Problem statement -> Pull out every line in the rows below that contains the string "series".

Entries from a dataset:
========
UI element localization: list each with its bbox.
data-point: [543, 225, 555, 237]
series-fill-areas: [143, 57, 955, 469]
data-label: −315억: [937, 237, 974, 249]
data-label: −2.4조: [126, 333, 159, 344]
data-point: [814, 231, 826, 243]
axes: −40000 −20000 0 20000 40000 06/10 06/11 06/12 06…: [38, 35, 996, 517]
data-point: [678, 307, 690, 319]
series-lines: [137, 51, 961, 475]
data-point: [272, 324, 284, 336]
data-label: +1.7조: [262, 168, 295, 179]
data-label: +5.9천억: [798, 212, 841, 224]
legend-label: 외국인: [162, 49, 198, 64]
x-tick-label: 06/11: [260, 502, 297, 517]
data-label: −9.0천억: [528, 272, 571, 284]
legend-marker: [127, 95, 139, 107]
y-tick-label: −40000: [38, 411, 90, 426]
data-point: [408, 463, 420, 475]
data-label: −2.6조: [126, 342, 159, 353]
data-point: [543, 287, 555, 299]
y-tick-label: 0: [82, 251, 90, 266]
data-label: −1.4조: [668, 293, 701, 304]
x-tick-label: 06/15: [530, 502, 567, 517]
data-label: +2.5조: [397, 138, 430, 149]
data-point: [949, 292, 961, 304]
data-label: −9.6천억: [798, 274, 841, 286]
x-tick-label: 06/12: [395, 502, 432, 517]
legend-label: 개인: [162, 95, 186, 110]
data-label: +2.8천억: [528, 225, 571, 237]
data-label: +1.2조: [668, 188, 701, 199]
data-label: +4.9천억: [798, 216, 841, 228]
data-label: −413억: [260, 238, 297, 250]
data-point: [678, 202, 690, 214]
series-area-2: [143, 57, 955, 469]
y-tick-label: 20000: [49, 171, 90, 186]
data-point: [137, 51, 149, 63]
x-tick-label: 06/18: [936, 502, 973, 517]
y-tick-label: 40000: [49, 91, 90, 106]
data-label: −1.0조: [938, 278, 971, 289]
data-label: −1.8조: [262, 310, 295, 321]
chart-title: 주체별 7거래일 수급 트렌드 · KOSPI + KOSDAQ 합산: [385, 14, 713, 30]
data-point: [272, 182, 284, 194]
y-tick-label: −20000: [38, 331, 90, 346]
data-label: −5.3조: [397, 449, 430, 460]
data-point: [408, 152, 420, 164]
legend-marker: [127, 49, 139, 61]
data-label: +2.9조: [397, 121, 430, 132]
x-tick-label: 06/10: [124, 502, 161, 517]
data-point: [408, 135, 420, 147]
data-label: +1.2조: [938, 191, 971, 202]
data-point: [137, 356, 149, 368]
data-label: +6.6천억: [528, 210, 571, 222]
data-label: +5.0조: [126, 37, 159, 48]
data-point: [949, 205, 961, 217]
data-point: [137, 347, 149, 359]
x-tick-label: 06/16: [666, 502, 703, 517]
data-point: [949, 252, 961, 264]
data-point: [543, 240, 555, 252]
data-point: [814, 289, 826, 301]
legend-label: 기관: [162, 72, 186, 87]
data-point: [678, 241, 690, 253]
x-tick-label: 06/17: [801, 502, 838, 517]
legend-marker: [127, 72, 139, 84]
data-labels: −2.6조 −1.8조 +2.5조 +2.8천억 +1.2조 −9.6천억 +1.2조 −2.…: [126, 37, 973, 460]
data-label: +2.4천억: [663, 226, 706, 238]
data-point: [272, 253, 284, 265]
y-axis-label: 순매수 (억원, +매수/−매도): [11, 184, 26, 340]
========
Completed task ->
series-fill-areas: [143, 57, 955, 469]
series-lines: [137, 51, 961, 475]
series-area-2: [143, 57, 955, 469]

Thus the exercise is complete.